Required task —
Reproduce each line bearing the word "Trading".
* Start Data extract *
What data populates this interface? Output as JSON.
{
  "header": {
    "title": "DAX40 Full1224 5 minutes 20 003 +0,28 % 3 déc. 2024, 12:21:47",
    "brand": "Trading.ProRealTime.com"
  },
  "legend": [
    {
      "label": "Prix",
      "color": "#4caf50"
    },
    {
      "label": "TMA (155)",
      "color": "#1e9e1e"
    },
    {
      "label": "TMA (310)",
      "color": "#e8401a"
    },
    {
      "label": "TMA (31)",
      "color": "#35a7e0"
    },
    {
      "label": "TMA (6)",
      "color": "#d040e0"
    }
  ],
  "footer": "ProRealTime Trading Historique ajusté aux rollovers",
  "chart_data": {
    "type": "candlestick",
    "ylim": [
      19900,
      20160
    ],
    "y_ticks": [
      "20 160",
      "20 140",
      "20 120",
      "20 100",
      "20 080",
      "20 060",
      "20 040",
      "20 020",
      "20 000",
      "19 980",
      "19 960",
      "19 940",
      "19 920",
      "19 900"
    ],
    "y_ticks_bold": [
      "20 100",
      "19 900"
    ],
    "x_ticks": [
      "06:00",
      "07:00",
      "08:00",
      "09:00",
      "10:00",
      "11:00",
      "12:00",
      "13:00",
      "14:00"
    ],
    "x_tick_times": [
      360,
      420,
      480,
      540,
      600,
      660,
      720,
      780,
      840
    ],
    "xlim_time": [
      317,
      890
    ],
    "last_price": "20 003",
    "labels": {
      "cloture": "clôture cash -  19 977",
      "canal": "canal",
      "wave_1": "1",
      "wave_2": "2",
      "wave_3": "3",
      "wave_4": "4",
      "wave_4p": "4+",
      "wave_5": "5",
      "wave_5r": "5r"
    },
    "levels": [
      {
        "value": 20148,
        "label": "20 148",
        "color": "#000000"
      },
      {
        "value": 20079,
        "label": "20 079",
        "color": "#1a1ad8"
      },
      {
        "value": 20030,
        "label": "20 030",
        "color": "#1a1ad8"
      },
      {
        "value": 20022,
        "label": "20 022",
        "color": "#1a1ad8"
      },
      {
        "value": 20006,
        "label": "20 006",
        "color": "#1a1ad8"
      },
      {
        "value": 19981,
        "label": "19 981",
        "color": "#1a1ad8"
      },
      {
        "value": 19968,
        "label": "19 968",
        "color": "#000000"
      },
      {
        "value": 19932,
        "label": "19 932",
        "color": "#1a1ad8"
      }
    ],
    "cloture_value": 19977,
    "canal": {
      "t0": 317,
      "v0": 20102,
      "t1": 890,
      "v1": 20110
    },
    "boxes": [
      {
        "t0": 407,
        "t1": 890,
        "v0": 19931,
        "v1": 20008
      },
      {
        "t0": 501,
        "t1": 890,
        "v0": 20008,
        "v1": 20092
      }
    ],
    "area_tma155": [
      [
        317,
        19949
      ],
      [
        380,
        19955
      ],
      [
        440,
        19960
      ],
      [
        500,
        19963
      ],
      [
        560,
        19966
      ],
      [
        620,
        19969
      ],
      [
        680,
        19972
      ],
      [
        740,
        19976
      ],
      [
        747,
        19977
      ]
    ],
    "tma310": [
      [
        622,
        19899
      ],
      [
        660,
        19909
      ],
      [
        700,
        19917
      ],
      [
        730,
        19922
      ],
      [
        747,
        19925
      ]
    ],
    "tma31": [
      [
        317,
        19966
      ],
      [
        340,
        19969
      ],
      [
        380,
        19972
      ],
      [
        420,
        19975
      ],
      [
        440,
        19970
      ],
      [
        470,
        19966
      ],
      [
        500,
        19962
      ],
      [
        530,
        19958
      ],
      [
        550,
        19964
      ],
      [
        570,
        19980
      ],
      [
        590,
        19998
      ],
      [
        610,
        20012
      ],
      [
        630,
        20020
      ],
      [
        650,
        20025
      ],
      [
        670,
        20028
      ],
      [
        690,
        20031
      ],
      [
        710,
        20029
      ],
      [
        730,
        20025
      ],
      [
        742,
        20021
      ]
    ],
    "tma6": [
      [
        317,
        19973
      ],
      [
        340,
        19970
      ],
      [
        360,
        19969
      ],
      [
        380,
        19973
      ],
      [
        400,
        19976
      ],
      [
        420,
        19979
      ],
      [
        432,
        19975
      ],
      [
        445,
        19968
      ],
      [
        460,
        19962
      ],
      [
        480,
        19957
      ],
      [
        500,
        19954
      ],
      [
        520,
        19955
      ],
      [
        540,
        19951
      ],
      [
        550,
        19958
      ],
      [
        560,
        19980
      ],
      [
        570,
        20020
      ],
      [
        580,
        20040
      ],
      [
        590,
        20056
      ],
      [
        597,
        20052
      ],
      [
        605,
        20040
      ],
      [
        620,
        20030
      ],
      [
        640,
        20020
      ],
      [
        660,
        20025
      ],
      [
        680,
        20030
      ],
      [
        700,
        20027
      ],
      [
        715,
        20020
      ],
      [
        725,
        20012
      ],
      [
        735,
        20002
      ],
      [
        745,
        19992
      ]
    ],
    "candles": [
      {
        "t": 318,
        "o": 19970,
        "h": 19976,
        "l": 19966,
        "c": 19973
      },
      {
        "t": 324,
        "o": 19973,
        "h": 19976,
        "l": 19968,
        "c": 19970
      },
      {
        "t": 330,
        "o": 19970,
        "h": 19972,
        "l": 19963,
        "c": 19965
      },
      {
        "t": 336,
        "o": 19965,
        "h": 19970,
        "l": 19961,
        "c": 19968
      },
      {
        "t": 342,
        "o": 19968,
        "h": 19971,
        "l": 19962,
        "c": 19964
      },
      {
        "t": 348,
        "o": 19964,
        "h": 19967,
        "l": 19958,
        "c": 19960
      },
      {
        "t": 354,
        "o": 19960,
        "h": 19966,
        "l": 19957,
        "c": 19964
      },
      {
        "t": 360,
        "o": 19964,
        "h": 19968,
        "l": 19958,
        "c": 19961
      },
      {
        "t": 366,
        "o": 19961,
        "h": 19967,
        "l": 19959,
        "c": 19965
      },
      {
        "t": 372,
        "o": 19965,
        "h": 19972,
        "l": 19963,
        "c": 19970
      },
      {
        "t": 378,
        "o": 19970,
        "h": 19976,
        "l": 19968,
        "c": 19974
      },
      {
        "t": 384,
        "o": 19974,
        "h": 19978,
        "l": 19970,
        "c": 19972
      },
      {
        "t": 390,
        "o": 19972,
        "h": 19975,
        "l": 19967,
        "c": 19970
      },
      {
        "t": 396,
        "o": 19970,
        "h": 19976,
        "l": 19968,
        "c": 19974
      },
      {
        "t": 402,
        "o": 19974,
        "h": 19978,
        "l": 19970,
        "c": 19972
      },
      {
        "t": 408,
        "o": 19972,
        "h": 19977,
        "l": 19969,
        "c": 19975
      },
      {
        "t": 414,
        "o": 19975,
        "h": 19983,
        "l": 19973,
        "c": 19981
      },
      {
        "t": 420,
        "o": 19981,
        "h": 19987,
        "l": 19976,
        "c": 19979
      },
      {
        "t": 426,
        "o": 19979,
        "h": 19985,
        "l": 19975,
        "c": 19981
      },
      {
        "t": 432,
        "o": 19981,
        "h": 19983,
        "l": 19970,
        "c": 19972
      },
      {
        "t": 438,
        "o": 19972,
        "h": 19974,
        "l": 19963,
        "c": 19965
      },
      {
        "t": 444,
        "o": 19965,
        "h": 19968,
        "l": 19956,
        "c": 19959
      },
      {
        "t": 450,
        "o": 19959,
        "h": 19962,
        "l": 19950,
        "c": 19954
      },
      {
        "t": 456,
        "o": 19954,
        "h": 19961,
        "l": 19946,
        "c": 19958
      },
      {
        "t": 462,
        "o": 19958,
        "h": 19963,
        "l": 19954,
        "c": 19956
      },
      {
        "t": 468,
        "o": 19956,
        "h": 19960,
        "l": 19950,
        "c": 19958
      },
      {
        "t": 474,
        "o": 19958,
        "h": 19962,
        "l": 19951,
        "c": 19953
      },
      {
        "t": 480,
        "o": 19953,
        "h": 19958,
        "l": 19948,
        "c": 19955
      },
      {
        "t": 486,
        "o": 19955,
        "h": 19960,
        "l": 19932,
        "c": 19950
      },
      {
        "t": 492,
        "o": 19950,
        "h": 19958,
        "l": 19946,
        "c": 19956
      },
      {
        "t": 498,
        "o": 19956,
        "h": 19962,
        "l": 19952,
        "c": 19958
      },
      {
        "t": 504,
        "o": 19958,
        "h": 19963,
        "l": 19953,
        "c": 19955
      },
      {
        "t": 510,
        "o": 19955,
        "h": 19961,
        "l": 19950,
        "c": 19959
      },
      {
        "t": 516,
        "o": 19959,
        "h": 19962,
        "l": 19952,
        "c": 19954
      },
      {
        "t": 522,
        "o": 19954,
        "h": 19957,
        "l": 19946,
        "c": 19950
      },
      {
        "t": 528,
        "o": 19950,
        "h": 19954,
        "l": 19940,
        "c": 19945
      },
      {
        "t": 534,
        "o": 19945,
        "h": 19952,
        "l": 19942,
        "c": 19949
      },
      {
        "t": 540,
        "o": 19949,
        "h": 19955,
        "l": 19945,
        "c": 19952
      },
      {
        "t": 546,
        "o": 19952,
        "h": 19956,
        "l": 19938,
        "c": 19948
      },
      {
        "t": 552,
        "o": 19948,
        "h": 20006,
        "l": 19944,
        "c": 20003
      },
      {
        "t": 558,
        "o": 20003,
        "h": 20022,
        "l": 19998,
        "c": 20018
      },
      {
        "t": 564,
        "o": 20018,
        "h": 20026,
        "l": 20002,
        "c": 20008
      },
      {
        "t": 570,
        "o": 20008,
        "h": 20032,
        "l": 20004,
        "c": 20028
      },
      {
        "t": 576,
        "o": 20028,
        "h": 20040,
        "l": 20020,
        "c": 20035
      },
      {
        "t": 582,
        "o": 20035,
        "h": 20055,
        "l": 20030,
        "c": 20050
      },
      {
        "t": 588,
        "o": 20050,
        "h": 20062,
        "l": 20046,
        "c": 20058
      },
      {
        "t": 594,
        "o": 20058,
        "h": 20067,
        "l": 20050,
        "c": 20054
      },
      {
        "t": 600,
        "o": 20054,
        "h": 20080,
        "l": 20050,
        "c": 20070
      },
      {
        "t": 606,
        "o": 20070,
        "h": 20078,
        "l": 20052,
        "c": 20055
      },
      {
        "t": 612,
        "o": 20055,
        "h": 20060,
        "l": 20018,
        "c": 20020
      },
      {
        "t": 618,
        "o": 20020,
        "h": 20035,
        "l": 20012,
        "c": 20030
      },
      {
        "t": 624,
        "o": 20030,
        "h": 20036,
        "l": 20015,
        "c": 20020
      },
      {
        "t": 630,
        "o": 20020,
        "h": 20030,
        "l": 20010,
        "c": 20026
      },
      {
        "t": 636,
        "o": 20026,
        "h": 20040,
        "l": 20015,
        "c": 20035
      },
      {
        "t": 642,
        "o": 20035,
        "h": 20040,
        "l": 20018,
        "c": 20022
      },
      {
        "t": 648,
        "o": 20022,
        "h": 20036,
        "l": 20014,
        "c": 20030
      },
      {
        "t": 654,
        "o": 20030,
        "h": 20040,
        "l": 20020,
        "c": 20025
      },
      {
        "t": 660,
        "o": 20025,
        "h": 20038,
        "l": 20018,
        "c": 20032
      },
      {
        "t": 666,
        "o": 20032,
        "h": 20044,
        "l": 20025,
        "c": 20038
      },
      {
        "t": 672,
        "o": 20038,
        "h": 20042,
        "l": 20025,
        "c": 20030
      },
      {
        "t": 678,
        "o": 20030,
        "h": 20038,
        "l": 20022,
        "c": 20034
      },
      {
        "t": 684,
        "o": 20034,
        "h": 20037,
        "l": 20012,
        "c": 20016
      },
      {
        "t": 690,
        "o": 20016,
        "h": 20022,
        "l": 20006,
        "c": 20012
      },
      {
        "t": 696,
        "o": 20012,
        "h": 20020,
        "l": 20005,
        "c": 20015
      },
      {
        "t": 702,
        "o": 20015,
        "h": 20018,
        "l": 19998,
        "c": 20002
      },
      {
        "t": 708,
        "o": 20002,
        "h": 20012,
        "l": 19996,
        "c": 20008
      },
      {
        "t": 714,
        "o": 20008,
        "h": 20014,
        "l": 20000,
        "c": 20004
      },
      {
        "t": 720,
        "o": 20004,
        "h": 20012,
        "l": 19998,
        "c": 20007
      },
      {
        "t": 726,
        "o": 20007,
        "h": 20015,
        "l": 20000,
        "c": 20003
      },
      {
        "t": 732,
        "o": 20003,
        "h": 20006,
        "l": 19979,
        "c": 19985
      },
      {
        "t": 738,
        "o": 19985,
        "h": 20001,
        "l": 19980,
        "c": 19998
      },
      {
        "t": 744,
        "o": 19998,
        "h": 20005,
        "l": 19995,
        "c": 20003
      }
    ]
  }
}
* End Data extract *
* Start Data extract *
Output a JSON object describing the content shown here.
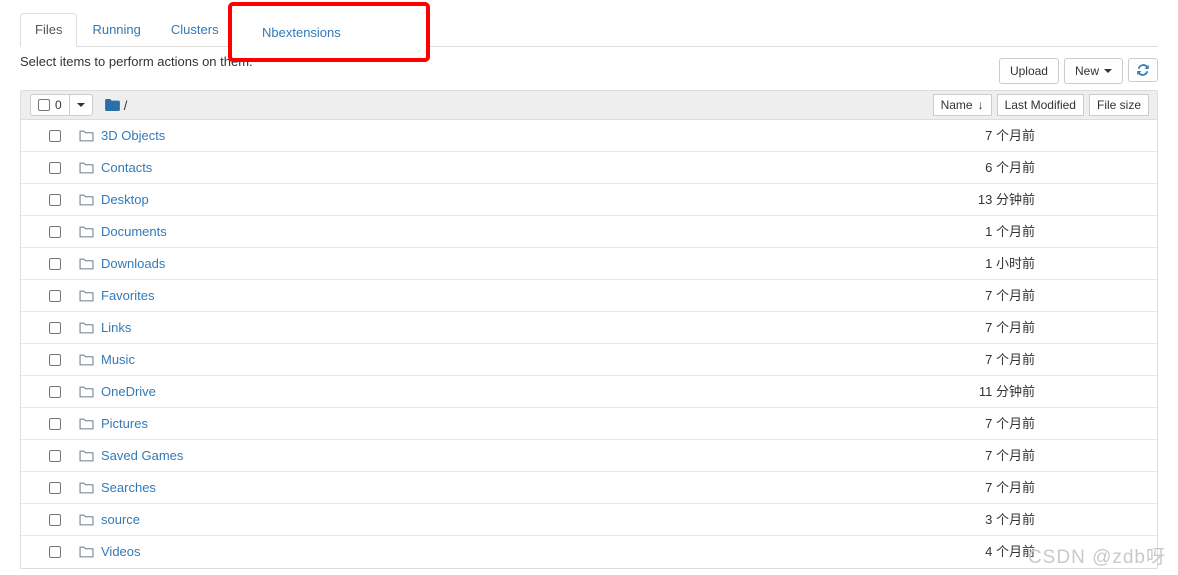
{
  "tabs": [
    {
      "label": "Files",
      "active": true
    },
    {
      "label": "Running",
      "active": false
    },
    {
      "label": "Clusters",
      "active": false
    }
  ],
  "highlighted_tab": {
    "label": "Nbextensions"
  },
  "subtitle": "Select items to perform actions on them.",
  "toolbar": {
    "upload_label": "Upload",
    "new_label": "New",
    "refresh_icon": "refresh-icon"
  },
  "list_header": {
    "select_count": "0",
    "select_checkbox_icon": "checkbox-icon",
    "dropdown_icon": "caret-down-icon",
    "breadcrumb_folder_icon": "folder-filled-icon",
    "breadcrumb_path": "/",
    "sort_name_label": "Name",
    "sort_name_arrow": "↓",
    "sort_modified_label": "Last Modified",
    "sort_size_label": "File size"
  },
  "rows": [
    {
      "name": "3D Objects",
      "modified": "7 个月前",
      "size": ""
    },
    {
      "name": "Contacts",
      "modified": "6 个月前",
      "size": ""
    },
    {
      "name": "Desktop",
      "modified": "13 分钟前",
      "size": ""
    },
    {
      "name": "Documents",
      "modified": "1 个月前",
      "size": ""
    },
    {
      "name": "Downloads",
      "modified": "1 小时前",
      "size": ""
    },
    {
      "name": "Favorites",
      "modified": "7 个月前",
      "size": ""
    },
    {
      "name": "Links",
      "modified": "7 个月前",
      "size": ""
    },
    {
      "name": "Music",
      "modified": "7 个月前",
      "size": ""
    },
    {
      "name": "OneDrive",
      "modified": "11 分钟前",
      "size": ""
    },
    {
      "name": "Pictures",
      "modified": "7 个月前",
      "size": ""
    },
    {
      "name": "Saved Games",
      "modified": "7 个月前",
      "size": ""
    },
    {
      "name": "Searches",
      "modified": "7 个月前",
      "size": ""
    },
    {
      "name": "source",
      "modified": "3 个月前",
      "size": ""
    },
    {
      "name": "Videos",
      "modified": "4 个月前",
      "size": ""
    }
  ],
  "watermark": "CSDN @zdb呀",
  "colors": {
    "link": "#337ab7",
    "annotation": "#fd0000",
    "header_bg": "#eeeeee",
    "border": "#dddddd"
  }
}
* End Data extract *
* Start Data extract *
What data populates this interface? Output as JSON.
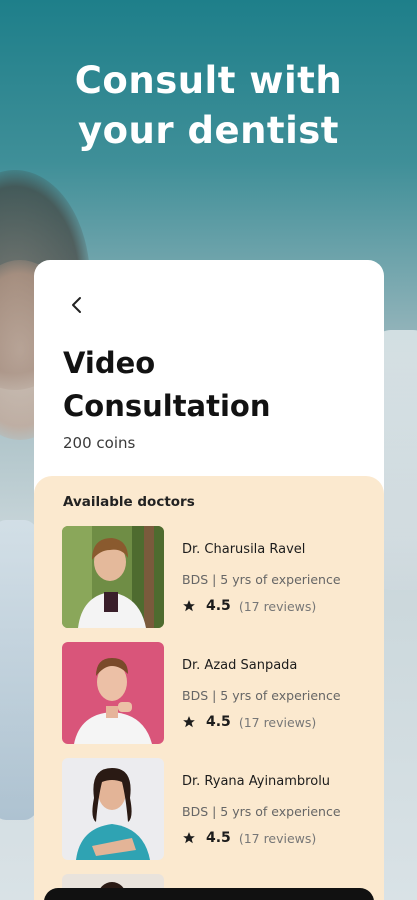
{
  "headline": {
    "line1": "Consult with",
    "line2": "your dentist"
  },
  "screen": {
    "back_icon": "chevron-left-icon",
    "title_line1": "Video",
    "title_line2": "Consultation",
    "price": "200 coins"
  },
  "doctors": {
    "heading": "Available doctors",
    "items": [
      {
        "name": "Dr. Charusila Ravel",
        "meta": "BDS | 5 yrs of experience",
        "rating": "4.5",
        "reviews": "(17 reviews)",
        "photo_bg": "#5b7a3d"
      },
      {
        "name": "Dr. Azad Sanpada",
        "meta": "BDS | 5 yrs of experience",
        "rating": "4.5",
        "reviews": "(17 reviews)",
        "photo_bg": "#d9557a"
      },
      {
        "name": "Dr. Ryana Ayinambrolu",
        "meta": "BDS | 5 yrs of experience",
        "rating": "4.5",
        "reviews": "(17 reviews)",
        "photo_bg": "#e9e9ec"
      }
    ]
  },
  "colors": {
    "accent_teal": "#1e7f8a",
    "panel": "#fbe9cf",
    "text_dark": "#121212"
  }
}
* End Data extract *
Output for this exercise —
    "brand": "Trading.ProRealTime.com"
  "footer": "ProRealTime Trading Historique ajusté aux rollovers",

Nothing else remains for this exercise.